:: Given information ::

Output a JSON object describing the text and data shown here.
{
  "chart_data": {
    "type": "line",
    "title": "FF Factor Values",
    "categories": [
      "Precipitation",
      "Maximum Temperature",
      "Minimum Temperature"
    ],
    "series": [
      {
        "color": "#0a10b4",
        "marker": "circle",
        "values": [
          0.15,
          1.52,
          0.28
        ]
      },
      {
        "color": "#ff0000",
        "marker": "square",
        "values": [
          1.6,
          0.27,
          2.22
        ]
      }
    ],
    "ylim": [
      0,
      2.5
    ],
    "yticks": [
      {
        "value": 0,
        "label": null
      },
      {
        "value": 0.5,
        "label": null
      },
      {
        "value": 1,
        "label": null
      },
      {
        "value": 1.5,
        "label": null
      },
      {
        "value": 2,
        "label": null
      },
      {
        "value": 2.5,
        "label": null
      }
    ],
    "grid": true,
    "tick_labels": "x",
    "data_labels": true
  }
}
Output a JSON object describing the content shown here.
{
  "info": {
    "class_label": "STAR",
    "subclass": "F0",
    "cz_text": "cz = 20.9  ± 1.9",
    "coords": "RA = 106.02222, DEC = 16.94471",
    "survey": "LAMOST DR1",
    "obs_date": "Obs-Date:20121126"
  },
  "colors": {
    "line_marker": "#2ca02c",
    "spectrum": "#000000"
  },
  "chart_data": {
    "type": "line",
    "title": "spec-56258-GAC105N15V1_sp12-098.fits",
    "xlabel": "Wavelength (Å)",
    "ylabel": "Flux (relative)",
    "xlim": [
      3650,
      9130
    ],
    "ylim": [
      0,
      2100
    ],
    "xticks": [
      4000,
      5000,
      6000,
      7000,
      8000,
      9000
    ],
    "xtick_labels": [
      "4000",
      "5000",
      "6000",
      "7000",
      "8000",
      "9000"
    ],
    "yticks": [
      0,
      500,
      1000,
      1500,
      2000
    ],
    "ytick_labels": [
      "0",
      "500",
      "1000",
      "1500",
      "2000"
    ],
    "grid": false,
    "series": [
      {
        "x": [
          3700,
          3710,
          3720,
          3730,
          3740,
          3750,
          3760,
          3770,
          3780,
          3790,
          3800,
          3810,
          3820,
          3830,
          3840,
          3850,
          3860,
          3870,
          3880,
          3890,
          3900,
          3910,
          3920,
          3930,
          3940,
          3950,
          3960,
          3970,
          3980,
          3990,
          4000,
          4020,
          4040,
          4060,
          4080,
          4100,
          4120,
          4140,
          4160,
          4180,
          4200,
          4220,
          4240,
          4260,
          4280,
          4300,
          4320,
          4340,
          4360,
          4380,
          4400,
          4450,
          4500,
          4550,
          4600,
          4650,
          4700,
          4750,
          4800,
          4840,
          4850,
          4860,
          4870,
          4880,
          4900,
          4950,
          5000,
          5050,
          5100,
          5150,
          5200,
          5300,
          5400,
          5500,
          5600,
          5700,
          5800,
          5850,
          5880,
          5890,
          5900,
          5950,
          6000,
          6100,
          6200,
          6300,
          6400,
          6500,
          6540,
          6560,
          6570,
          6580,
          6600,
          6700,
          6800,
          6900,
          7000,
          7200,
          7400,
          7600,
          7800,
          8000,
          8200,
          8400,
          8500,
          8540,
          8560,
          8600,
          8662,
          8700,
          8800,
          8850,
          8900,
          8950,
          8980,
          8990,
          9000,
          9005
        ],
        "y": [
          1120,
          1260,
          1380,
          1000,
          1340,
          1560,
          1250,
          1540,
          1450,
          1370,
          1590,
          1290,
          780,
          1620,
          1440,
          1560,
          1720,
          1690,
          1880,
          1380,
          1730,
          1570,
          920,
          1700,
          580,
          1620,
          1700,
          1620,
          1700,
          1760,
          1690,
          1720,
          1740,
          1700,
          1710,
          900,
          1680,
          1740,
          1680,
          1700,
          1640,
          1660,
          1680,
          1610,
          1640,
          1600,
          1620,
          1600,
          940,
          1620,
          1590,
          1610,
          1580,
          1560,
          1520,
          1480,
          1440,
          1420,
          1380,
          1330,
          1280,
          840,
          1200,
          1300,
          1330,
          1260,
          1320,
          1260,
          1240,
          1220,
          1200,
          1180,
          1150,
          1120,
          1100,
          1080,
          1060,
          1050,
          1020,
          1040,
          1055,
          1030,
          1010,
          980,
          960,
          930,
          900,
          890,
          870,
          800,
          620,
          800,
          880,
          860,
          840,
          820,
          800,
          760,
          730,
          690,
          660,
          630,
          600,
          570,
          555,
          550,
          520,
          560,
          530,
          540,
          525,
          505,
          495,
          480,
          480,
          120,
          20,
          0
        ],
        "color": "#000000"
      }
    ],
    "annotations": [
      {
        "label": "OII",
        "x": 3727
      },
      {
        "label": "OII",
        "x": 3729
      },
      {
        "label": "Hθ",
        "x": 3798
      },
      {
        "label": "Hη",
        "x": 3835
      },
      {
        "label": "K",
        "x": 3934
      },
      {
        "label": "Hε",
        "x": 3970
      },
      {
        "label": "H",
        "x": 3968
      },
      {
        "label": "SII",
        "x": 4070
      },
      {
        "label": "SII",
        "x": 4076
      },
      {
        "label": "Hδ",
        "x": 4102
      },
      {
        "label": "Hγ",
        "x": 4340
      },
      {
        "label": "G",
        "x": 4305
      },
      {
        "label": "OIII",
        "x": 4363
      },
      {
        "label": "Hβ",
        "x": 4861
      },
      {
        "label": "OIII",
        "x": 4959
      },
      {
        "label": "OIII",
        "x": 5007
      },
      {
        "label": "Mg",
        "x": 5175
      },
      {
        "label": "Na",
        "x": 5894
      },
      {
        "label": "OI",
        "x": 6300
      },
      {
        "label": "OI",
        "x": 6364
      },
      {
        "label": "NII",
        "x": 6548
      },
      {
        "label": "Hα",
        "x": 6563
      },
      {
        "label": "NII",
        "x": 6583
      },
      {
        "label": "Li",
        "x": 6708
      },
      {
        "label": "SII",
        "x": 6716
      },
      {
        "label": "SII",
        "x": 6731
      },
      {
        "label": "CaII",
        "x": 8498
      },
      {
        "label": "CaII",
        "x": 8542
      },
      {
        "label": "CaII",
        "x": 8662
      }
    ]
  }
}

:::

Given instruction | Set out every line from the material that contains the string "title".

Task response |
    "title": "FF Factor Values",
    "title": "spec-56258-GAC105N15V1_sp12-098.fits",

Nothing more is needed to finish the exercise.